**Data entries**

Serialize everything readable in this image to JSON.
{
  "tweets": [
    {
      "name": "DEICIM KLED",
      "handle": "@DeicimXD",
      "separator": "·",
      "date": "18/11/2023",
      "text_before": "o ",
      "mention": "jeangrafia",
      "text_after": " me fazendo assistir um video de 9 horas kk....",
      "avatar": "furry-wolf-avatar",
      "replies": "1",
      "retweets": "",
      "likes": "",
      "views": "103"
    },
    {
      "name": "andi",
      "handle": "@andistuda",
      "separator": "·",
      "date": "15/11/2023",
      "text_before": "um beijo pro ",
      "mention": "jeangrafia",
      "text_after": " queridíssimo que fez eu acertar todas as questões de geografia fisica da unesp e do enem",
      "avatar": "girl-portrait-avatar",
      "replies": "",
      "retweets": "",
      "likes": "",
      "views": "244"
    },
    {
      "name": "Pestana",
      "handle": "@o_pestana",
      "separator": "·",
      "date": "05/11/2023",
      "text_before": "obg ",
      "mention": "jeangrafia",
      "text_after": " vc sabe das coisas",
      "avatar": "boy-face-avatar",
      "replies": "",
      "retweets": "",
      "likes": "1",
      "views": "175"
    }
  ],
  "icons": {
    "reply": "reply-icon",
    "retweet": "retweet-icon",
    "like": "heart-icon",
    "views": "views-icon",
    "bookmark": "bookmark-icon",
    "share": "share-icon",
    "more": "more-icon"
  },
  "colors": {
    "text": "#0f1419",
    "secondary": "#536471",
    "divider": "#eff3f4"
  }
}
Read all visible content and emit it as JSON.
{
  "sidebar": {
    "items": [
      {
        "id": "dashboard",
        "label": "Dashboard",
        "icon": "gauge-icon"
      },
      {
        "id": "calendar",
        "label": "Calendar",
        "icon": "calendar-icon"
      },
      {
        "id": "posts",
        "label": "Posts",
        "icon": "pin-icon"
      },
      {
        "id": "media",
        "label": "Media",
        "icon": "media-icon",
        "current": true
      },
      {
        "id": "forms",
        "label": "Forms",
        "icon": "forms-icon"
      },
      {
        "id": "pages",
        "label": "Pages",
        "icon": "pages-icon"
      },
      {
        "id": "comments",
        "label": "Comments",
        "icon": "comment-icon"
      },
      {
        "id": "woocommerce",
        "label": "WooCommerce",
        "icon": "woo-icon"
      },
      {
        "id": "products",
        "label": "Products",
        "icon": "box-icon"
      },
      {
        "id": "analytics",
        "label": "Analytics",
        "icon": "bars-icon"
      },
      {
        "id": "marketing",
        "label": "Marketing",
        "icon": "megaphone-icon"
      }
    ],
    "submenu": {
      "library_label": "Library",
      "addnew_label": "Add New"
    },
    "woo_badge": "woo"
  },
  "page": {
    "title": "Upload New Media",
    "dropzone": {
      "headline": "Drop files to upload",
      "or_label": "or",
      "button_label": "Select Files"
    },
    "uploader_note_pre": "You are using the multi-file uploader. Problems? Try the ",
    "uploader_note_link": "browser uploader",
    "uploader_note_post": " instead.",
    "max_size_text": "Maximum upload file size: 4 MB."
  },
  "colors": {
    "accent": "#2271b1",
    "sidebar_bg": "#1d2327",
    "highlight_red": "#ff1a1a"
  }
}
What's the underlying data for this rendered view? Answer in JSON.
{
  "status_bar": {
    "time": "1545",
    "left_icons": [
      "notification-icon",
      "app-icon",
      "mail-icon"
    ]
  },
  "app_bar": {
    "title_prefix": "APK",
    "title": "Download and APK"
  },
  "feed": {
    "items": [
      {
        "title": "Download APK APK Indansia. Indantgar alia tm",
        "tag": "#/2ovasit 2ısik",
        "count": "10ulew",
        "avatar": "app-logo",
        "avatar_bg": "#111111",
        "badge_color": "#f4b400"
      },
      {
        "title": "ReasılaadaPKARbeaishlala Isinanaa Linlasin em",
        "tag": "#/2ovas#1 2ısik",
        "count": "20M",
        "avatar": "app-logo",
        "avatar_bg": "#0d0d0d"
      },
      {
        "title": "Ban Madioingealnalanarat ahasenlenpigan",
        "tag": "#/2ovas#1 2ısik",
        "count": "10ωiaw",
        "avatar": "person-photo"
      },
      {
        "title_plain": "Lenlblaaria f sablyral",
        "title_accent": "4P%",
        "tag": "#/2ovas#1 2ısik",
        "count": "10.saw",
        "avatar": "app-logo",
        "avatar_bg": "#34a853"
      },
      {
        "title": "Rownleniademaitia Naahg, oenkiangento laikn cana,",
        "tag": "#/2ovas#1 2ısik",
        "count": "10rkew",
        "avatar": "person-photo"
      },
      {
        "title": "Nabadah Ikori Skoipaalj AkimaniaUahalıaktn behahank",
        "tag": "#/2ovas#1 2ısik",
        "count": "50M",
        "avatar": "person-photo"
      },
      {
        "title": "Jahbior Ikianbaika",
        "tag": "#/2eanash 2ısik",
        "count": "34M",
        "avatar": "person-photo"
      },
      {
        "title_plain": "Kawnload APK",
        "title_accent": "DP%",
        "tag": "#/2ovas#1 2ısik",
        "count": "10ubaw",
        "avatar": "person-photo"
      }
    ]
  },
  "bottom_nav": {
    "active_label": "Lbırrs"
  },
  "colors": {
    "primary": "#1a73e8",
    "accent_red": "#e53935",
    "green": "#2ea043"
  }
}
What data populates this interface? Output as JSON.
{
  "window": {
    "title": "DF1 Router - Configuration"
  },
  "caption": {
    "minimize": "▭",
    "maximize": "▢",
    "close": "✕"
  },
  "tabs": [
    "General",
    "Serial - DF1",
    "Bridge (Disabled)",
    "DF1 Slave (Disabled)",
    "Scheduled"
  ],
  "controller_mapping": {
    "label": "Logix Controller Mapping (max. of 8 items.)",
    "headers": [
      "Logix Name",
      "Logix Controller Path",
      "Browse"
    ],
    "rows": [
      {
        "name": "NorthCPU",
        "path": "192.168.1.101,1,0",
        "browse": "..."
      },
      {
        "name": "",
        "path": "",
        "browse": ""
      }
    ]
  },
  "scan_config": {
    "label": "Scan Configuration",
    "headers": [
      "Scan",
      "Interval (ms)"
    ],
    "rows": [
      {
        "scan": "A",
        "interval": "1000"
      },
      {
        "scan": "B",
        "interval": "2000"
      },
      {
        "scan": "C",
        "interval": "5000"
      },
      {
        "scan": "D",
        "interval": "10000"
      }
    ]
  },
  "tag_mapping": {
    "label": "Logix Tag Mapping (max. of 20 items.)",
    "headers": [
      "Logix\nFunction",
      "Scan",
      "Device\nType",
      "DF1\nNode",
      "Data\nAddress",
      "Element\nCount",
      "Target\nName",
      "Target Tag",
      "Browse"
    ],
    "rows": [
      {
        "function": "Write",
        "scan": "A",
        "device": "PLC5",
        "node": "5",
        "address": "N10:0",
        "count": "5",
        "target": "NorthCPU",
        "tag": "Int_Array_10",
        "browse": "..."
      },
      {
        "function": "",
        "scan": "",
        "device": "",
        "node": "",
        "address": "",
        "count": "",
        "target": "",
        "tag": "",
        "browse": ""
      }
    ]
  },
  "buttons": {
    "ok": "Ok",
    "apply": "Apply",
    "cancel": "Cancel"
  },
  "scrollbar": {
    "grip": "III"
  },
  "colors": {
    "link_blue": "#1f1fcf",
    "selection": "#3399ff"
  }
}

**What to do**
Pick out the lines above that hold the string "Logix" and show them.

**Answer to this exercise**
    "label": "Logix Controller Mapping (max. of 8 items.)",
      "Logix Name",
      "Logix Controller Path",
    "label": "Logix Tag Mapping (max. of 20 items.)",
      "Logix\nFunction",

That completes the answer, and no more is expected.